_Goal of the exercise:_ Transcribe every record that appears below, exactly and in full.

_Given data:_

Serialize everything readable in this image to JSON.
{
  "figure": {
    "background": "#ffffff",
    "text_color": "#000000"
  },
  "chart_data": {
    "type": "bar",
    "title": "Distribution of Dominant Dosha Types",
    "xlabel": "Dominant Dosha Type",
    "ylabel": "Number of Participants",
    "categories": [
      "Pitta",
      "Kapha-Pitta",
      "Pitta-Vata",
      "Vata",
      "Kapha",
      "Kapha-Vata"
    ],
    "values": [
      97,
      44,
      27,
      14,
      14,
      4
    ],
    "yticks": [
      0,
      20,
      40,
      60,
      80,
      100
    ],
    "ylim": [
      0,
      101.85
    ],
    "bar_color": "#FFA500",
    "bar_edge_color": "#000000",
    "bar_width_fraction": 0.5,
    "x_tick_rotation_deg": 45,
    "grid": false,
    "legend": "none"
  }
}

_Final answer:_
Serialize everything readable in this image to JSON.
{
  "figure": {
    "background": "#ffffff",
    "text_color": "#000000"
  },
  "chart_data": {
    "type": "bar",
    "title": "Distribution of Dominant Dosha Types",
    "xlabel": "Dominant Dosha Type",
    "ylabel": "Number of Participants",
    "categories": [
      "Pitta",
      "Kapha-Pitta",
      "Pitta-Vata",
      "Vata",
      "Kapha",
      "Kapha-Vata"
    ],
    "values": [
      97,
      44,
      27,
      14,
      14,
      4
    ],
    "yticks": [
      0,
      20,
      40,
      60,
      80,
      100
    ],
    "ylim": [
      0,
      101.85
    ],
    "bar_color": "#FFA500",
    "bar_edge_color": "#000000",
    "bar_width_fraction": 0.5,
    "x_tick_rotation_deg": 45,
    "grid": false,
    "legend": "none"
  }
}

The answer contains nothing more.